#### What you have to do:
Work out how many lines in the entries below include the word "Building". Give nothing but the number.

[START Records provided]

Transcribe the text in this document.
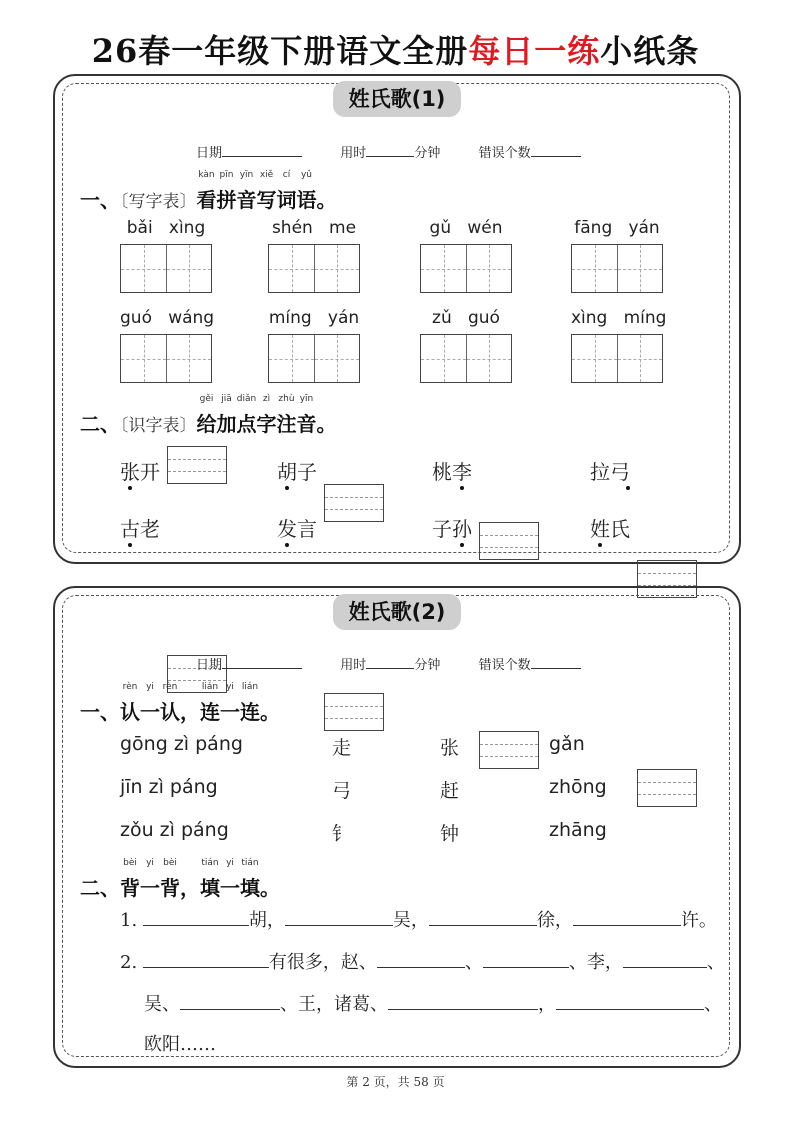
26春一年级下册语文全册每日一练小纸条
姓氏歌(1)
日期	用时	分钟	错误个数
一、〔写字表〕
kàn
看
pīn
拼
yīn
音
xiě
写
cí
词
yǔ
语。
bǎi xìng	shén me	gǔ wén	fāng yán
guó wáng	míng yán	zǔ guó	xìng míng
二、〔识字表〕
gěi
给
jiā
加
diǎn
点
zì
字
zhù
注
yīn
音。
张开	胡子	桃李	拉弓
古老	发言	子孙	姓氏
姓氏歌(2)
日期	用时	分钟	错误个数
一、
rèn
认
yi
一
rèn
认
，
lián
连
yi
一
lián
连。
gōng zì páng	走	张	gǎn
jīn zì páng	弓	赶	zhōng
zǒu zì páng	钅	钟	zhāng
二、
bèi
背
yi
一
bèi
背
，
tián
填
yi
一
tián
填。
1.	胡，	吴，	徐，	许。
2.	有很多，赵、	、	、李，	、
吴、	、王，诸葛、	，	、
欧阳……
第 2 页，共 58 页
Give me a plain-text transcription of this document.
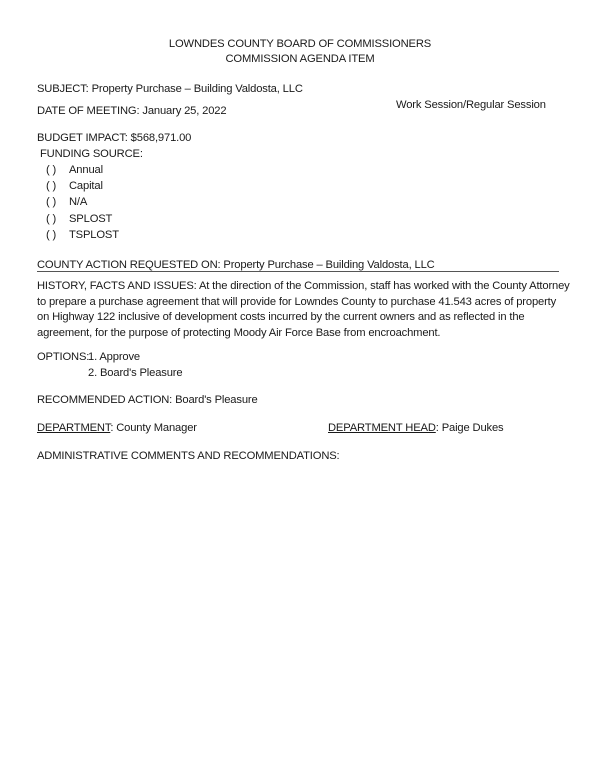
LOWNDES COUNTY BOARD OF COMMISSIONERS
COMMISSION AGENDA ITEM
SUBJECT: Property Purchase – Building Valdosta, LLC
DATE OF MEETING: January 25, 2022	Work Session/Regular Session
BUDGET IMPACT: $568,971.00
FUNDING SOURCE:
( ) Annual
( ) Capital
( ) N/A
( ) SPLOST
( ) TSPLOST
COUNTY ACTION REQUESTED ON: Property Purchase – Building Valdosta, LLC
HISTORY, FACTS AND ISSUES: At the direction of the Commission, staff has worked with the County Attorney
to prepare a purchase agreement that will provide for Lowndes County to purchase 41.543 acres of property
on Highway 122 inclusive of development costs incurred by the current owners and as reflected in the
agreement, for the purpose of protecting Moody Air Force Base from encroachment.
OPTIONS:
1. Approve
2. Board's Pleasure
RECOMMENDED ACTION: Board's Pleasure
DEPARTMENT: County Manager	DEPARTMENT HEAD: Paige Dukes
ADMINISTRATIVE COMMENTS AND RECOMMENDATIONS:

[END Records provided]

#### Answer to this task:
2